GOAL: Which lines of the records contain "arcmin"? Collect every one of them.

----- GIVEN ENTRIES -----

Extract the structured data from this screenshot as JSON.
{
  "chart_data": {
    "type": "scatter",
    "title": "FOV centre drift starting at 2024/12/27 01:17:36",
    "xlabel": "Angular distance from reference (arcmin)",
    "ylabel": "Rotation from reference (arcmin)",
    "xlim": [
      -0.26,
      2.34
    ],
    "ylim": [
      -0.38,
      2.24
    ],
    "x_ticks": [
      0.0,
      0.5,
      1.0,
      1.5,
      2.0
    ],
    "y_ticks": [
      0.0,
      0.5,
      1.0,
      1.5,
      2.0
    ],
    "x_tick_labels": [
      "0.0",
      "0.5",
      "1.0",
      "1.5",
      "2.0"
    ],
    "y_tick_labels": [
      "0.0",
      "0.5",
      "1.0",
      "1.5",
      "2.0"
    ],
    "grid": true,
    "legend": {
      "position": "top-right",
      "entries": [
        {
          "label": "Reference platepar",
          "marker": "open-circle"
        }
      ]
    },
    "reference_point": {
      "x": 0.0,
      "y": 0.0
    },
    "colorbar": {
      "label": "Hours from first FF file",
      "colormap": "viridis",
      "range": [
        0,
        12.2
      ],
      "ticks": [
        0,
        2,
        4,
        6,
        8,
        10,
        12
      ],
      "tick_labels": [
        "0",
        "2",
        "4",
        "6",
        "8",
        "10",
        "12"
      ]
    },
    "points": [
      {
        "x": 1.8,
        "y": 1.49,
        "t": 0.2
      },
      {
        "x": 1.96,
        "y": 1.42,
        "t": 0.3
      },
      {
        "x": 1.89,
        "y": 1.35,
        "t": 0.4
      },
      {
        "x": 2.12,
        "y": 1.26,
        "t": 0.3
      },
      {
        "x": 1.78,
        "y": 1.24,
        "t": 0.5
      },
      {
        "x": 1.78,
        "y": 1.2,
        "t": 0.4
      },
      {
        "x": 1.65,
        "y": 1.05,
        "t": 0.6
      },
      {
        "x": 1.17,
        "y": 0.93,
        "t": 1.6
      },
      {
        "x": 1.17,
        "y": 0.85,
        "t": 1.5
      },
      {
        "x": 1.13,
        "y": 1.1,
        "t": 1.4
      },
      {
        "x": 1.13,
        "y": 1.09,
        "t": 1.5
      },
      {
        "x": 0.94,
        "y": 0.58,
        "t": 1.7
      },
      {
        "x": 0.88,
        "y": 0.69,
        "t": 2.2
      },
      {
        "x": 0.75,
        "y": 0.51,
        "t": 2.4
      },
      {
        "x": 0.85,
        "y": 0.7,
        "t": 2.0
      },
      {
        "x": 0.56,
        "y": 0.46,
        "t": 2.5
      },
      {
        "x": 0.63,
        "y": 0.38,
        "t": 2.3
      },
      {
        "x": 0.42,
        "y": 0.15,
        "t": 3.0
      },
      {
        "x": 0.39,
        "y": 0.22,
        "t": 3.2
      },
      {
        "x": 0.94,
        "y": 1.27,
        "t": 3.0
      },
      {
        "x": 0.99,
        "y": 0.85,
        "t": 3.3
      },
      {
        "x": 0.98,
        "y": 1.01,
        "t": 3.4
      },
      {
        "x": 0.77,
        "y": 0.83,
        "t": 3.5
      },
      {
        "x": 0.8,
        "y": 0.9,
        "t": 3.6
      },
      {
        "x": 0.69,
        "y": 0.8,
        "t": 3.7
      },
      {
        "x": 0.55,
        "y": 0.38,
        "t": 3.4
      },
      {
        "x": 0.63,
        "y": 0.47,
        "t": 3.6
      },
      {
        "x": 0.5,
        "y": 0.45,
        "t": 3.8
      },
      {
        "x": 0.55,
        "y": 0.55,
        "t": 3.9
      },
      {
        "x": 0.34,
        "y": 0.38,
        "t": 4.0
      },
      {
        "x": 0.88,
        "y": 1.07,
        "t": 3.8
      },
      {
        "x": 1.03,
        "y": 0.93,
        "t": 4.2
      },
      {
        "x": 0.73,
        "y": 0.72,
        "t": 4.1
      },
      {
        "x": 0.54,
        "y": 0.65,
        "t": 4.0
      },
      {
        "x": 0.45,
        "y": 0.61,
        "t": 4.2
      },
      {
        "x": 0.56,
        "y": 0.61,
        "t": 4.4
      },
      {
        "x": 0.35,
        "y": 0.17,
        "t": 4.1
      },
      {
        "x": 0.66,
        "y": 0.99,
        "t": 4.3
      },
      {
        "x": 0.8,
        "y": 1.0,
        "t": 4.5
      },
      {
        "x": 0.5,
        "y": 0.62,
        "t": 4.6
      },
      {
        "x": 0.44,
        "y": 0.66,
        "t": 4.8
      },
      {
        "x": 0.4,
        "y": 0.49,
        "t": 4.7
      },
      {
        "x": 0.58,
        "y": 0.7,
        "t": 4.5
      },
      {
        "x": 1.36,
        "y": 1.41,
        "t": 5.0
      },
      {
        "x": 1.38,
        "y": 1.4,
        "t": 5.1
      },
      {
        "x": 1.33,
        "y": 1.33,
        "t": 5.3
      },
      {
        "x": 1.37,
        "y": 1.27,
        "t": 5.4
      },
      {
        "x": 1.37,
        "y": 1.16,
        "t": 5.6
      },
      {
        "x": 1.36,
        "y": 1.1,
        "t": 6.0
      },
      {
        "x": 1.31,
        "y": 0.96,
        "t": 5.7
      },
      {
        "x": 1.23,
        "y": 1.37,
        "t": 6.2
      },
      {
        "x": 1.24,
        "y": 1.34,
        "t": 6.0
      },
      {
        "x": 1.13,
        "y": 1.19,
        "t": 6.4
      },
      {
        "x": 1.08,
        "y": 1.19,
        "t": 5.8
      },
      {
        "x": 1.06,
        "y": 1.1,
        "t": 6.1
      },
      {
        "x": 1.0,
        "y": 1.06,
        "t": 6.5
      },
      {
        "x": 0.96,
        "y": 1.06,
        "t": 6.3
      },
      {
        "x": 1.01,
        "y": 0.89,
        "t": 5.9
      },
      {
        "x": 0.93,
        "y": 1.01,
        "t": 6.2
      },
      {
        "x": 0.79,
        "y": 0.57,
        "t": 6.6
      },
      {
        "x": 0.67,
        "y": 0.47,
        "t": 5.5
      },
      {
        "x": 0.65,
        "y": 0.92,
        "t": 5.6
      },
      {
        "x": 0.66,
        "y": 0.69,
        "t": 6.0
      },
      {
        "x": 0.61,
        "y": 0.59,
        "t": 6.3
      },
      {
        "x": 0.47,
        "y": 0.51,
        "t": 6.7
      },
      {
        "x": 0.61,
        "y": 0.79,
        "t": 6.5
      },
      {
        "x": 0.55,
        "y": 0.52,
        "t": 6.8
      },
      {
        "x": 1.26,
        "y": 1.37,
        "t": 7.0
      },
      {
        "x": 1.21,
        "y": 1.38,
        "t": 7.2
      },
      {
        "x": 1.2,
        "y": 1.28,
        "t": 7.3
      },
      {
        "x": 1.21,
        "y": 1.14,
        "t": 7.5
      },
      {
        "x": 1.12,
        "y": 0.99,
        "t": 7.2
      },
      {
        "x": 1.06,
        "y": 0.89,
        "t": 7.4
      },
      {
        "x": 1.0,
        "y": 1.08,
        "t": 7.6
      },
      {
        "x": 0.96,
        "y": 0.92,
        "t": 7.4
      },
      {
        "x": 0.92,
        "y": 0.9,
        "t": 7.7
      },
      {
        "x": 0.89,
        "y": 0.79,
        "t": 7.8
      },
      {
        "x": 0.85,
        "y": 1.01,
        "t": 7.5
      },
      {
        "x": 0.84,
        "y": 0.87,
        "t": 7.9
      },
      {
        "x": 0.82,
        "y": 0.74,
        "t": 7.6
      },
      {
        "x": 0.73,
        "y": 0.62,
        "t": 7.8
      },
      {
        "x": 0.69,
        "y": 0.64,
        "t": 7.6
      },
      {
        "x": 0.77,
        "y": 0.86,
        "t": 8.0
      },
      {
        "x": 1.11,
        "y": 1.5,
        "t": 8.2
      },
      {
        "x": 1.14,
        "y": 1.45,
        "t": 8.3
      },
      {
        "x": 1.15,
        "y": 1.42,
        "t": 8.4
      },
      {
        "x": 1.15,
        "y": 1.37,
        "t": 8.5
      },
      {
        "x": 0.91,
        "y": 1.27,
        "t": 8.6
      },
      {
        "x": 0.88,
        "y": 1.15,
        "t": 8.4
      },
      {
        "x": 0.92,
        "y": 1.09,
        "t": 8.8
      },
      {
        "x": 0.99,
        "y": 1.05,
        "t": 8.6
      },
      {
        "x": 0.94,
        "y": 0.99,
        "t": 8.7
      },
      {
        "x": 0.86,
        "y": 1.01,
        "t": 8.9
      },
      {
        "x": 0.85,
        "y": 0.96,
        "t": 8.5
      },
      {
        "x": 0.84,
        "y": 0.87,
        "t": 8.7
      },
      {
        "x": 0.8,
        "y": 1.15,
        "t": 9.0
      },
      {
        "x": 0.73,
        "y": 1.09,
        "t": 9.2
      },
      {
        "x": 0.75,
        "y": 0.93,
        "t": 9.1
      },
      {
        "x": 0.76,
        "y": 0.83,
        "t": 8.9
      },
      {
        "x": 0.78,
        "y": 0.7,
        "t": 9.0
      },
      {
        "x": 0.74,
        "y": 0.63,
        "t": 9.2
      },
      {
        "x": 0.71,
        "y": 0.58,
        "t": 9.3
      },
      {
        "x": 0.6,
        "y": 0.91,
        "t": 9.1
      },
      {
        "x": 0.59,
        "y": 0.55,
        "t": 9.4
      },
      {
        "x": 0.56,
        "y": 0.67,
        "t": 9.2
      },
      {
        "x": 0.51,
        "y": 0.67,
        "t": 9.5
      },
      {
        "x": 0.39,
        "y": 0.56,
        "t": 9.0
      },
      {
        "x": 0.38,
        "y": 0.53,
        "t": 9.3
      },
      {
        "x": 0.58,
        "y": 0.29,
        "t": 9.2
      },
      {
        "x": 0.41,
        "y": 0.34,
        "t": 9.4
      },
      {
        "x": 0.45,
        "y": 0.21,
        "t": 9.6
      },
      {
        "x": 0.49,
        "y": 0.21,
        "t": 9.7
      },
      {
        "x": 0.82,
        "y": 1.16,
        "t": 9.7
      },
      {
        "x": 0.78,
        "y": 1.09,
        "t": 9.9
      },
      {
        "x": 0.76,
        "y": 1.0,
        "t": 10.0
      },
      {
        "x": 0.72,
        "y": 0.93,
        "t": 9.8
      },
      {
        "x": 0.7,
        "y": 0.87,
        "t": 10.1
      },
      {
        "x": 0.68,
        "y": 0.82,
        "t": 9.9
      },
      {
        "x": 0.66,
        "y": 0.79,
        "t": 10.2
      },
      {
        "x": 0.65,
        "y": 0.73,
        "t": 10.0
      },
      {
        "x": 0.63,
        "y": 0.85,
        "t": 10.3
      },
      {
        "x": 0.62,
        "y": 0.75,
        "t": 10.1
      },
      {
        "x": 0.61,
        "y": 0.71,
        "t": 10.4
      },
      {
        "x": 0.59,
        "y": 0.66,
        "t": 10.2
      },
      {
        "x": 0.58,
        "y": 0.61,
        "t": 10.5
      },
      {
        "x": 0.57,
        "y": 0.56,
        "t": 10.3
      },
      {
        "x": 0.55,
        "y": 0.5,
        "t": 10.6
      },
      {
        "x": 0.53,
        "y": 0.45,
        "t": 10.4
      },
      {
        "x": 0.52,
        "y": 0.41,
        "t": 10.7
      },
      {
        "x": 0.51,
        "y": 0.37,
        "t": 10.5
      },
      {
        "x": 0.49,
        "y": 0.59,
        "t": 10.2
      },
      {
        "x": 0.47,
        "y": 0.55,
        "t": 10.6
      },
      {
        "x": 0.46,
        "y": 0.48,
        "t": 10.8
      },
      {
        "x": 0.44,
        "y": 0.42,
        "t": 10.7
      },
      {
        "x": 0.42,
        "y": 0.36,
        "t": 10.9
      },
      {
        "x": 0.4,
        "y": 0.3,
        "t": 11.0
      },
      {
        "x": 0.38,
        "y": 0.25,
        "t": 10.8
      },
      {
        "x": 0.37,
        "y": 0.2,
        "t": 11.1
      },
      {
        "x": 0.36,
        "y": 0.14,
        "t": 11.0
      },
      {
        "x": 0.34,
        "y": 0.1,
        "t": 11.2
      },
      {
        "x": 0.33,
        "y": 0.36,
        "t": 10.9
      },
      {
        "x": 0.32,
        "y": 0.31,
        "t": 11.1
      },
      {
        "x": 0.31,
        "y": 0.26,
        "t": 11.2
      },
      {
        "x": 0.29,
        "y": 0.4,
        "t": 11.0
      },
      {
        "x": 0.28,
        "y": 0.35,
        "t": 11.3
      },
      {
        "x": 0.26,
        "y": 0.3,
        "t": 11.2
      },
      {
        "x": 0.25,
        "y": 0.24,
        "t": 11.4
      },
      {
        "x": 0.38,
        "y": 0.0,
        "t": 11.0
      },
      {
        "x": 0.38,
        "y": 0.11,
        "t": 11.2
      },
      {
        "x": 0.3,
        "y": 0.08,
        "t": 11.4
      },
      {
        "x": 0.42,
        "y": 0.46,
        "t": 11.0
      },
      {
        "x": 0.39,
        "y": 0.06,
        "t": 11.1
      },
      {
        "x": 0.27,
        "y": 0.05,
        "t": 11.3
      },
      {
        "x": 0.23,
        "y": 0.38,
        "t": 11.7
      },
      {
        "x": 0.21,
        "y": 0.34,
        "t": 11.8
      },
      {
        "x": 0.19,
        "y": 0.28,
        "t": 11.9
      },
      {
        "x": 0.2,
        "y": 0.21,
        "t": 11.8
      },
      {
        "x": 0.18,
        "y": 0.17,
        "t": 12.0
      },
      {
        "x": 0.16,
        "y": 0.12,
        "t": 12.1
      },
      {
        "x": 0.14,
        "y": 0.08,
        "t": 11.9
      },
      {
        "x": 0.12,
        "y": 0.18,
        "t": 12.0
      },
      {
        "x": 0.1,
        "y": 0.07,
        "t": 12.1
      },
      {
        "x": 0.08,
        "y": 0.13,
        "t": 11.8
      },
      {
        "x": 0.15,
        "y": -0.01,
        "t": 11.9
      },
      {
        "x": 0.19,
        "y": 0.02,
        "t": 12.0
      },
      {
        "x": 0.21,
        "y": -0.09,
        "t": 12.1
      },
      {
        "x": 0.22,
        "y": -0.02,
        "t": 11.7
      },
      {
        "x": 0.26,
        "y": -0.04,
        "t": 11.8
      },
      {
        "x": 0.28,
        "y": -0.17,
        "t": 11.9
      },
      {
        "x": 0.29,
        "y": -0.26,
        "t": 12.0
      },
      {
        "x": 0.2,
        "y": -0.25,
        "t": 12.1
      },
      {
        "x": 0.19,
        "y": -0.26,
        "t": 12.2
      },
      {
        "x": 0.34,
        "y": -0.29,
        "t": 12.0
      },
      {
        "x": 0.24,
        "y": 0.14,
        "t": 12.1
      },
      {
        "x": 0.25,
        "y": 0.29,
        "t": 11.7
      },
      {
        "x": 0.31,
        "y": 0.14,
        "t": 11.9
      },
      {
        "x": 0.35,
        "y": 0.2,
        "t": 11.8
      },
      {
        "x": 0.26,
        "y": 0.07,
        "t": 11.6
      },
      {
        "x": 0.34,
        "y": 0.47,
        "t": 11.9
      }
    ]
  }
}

-----

SOLUTION:
    "xlabel": "Angular distance from reference (arcmin)",
    "ylabel": "Rotation from reference (arcmin)",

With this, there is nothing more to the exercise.